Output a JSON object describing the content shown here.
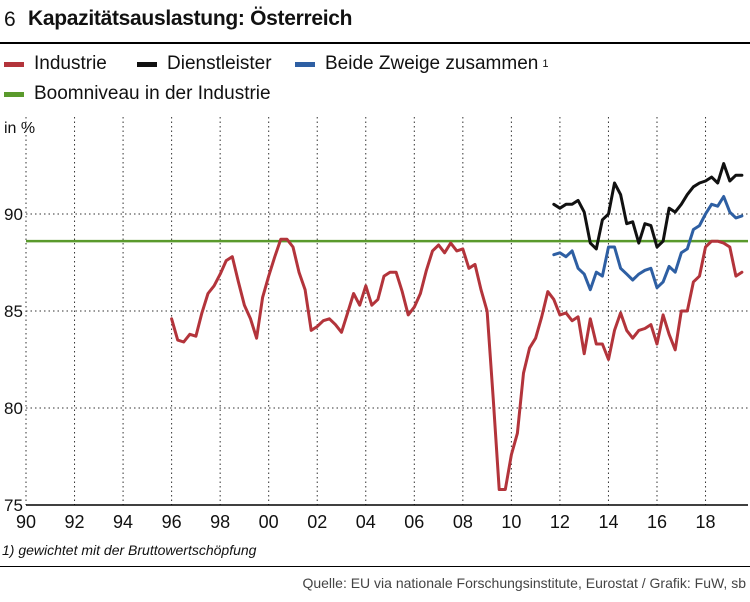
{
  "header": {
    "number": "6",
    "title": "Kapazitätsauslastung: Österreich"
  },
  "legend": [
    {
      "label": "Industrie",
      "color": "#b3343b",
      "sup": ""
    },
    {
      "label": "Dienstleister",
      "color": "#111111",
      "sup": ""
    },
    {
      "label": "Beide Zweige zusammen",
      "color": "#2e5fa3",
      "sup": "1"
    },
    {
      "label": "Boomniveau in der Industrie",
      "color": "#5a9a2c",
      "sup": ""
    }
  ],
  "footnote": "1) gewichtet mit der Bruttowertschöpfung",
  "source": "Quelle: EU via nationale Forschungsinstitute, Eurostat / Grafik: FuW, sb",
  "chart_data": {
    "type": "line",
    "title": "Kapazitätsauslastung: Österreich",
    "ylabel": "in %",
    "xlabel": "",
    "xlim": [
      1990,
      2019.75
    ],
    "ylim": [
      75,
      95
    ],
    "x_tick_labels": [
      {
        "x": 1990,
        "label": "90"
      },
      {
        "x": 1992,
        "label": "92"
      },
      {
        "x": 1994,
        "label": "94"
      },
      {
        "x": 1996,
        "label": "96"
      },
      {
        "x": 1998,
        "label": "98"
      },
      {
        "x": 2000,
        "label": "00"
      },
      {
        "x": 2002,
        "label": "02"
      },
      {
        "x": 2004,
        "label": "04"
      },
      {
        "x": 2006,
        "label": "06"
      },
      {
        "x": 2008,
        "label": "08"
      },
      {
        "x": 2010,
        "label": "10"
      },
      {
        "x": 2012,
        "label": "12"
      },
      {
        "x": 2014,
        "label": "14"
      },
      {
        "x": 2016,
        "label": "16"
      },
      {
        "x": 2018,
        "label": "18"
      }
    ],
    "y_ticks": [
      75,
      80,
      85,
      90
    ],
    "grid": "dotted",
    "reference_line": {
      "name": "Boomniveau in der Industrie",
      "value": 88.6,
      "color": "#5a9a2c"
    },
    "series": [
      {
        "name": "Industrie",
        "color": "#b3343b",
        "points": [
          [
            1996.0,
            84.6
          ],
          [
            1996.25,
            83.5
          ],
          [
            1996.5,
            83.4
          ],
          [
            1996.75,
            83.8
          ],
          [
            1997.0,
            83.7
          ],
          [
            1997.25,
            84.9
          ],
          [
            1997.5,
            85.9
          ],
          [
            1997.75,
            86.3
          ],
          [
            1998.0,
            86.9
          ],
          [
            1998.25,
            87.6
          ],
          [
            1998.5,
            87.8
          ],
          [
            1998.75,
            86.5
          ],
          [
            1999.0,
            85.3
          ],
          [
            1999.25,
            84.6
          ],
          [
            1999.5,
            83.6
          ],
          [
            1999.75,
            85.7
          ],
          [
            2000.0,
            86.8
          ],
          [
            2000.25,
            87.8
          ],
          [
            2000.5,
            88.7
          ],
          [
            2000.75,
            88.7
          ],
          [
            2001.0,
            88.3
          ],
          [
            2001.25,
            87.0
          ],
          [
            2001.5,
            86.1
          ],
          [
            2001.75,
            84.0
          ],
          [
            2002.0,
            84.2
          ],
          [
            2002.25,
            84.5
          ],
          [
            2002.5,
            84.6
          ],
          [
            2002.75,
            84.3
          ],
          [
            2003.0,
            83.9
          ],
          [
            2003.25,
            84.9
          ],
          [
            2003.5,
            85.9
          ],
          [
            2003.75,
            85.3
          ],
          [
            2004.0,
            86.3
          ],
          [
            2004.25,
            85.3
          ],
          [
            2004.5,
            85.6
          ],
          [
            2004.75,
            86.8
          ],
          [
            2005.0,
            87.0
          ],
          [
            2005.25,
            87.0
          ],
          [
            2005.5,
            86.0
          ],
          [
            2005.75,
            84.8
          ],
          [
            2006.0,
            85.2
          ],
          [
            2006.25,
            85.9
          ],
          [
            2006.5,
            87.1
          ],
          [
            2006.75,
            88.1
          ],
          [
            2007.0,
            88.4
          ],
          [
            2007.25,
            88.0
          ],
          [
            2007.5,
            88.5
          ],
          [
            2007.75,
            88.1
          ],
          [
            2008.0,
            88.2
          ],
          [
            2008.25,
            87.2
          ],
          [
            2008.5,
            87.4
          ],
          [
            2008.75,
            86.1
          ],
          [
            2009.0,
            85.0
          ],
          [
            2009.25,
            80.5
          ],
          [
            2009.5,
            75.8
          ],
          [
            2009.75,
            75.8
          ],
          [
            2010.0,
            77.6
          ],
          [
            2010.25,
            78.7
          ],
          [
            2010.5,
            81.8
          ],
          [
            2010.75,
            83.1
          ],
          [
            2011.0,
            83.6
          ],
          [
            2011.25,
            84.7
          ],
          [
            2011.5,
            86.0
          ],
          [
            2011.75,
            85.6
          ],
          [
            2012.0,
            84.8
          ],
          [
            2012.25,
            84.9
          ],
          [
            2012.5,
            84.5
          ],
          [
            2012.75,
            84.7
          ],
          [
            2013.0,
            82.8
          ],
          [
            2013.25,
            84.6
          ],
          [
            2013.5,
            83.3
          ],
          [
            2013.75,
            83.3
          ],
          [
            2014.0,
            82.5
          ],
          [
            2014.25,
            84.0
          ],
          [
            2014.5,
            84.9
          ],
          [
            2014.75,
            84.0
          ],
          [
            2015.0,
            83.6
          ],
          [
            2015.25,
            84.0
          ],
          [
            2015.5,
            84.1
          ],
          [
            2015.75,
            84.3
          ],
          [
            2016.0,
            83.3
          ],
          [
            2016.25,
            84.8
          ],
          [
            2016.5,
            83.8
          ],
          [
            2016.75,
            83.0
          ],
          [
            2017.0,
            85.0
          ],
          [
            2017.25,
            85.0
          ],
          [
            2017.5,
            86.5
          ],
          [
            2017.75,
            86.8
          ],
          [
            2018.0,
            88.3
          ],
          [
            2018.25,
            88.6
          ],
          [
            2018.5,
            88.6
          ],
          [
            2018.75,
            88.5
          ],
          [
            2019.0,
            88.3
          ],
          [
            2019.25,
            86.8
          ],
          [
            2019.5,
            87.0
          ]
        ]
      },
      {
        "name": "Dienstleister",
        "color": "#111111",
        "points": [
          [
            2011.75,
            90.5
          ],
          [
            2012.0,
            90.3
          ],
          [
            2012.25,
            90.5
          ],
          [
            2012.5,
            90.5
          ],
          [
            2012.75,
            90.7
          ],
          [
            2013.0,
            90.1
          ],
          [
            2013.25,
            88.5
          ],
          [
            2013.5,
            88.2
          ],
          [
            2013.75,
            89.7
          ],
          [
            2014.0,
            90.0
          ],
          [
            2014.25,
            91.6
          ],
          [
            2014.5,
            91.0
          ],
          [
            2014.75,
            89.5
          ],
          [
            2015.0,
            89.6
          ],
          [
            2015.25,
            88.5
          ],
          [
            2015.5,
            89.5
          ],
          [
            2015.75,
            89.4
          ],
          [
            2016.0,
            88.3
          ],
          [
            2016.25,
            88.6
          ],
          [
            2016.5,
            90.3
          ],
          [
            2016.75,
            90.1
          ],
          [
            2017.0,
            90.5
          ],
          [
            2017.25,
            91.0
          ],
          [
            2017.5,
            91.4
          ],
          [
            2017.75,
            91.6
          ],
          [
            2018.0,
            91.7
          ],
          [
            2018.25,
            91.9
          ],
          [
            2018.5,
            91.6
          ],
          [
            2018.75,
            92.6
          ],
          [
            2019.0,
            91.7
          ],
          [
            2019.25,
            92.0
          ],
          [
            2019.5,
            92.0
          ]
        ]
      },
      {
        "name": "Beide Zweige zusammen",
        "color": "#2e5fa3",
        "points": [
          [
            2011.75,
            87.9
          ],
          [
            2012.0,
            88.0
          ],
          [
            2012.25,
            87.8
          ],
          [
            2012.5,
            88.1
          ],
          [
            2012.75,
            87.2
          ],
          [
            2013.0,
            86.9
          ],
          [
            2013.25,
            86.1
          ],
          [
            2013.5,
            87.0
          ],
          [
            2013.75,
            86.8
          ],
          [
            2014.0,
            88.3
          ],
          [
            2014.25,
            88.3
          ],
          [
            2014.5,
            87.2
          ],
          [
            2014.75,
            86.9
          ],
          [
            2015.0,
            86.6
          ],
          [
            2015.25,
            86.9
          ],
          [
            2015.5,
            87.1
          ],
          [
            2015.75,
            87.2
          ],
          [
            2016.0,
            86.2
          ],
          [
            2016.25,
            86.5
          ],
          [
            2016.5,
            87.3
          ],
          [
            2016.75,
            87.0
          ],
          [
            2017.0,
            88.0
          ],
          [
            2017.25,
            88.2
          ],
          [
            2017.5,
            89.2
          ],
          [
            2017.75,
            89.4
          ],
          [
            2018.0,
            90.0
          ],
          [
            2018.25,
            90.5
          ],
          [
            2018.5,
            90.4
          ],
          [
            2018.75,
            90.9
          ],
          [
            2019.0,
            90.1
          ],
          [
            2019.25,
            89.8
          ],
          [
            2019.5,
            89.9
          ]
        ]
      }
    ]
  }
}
--- --- ---
-- EXERCISE TASK --
Pick out the lines above containing the word "Beide", then copy them.

-- WORKED ANSWER --
      "label": "Beide Zweige zusammen",
        "name": "Beide Zweige zusammen",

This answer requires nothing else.